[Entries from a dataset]
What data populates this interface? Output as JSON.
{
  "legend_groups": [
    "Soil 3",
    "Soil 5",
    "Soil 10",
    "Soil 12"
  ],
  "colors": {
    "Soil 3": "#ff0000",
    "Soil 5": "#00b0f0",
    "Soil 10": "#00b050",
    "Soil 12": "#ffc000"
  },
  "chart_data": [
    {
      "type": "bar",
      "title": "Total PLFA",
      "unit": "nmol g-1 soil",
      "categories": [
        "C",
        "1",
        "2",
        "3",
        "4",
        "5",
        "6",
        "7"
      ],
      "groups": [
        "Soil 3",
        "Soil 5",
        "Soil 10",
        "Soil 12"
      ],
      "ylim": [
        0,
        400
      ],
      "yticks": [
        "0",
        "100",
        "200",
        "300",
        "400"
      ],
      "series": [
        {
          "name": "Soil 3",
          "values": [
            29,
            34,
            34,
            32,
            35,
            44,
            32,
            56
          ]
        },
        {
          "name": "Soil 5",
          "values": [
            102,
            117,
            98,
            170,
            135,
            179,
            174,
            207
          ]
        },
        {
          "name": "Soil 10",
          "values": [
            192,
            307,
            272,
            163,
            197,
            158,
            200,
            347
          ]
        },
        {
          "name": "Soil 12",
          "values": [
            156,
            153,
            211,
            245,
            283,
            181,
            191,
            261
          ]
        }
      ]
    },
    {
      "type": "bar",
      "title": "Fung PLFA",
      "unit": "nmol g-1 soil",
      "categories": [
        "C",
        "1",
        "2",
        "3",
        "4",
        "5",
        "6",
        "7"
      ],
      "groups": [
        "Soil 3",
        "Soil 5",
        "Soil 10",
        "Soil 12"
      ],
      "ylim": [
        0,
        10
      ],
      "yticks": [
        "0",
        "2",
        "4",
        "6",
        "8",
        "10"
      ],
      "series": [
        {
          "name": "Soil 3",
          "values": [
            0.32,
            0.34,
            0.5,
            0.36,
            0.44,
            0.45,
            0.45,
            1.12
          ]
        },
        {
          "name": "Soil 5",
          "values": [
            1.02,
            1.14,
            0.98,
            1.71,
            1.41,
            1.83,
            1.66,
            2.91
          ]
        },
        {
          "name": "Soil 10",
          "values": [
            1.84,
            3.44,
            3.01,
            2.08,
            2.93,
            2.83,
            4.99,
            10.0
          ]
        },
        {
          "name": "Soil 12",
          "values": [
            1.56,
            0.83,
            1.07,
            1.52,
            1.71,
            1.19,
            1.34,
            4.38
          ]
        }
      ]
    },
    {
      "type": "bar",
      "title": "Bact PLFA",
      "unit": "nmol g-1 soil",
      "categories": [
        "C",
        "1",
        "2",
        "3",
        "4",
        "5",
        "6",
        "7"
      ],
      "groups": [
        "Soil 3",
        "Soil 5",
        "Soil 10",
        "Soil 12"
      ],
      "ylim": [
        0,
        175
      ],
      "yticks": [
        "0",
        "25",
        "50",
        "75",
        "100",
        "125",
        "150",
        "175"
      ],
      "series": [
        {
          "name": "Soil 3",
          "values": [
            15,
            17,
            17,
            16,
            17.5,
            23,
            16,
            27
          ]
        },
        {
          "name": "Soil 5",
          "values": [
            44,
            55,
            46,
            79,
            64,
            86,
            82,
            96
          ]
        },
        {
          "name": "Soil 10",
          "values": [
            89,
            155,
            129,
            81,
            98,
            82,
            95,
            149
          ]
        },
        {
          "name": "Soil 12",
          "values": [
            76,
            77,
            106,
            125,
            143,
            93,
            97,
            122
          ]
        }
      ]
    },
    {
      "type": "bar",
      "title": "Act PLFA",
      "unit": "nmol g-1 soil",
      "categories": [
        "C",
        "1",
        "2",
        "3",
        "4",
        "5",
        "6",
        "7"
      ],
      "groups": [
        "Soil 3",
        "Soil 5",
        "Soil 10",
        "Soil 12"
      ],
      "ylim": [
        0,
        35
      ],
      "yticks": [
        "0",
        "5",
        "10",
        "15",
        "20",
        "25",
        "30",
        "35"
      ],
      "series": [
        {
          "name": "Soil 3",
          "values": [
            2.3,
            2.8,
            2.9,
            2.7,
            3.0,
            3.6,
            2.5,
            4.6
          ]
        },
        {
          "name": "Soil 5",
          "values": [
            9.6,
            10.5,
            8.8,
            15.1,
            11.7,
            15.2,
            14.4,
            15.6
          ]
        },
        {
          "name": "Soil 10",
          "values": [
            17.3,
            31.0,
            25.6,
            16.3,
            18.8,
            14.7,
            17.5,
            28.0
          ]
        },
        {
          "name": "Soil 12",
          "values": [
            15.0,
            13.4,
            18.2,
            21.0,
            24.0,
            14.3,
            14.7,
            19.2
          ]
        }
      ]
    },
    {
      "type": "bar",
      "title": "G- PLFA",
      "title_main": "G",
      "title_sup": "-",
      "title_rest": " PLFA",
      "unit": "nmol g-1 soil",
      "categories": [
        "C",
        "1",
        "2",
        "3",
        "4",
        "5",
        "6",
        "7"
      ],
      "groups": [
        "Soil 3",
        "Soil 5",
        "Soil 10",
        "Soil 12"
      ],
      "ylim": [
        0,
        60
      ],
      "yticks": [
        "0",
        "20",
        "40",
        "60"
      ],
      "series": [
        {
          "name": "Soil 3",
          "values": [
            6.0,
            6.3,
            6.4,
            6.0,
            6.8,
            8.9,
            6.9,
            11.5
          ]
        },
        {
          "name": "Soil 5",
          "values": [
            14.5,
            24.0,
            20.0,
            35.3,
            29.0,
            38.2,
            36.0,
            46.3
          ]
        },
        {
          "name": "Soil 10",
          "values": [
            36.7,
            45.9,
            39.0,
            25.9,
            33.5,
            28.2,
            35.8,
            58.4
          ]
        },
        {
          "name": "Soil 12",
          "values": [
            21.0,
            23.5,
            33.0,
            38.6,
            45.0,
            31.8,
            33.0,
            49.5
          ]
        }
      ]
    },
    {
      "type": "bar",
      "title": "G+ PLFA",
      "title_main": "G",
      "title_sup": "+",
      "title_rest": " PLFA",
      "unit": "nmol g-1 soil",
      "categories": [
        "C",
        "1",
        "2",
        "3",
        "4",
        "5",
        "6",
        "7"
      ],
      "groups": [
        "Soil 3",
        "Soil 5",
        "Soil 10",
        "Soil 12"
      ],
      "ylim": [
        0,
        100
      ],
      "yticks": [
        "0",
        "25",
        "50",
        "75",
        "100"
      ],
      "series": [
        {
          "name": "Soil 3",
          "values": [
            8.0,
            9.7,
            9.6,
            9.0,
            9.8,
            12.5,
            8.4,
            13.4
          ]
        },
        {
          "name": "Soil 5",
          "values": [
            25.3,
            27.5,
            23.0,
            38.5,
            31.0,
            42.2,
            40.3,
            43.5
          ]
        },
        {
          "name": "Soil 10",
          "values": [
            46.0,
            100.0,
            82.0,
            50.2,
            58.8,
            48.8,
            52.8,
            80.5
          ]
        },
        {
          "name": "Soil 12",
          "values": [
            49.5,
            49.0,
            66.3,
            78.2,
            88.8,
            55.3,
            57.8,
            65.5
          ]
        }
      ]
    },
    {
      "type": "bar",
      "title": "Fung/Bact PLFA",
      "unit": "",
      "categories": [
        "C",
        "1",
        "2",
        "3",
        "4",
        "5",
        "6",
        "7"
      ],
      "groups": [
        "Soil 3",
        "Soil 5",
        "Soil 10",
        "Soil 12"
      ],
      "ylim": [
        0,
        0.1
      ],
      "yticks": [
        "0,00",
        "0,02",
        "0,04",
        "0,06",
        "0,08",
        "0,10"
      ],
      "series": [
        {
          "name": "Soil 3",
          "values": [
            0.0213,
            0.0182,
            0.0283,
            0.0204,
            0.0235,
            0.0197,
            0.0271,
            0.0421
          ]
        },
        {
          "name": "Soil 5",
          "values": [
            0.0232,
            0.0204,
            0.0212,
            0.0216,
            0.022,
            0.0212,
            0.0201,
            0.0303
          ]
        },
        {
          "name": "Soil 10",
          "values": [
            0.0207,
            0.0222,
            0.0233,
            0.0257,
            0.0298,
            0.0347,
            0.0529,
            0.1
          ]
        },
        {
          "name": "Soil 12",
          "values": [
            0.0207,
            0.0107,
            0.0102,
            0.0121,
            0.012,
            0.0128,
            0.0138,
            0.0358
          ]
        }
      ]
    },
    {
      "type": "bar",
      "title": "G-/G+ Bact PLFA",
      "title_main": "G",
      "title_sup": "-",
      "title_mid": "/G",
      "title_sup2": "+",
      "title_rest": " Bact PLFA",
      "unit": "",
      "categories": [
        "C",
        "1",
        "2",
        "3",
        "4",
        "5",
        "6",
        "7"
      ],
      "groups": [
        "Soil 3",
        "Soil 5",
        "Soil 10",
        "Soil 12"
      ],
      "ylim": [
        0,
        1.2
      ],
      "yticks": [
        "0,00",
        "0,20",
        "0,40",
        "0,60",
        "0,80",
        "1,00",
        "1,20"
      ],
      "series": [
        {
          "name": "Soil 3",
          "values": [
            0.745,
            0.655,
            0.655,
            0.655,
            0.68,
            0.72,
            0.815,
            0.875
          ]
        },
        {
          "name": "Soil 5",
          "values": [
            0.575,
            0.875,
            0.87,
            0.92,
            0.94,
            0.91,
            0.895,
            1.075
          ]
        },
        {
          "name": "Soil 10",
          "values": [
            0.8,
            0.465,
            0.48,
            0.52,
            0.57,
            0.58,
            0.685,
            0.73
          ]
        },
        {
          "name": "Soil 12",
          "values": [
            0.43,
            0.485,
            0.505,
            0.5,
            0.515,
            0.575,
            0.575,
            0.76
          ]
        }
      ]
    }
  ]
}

[DO THIS]
Search the data above for the string "Bact" and copy each line that has it.

[EXPECTED ANSWER]
      "title": "Bact PLFA",
      "title": "Fung/Bact PLFA",
      "title": "G-/G+ Bact PLFA",
      "title_rest": " Bact PLFA",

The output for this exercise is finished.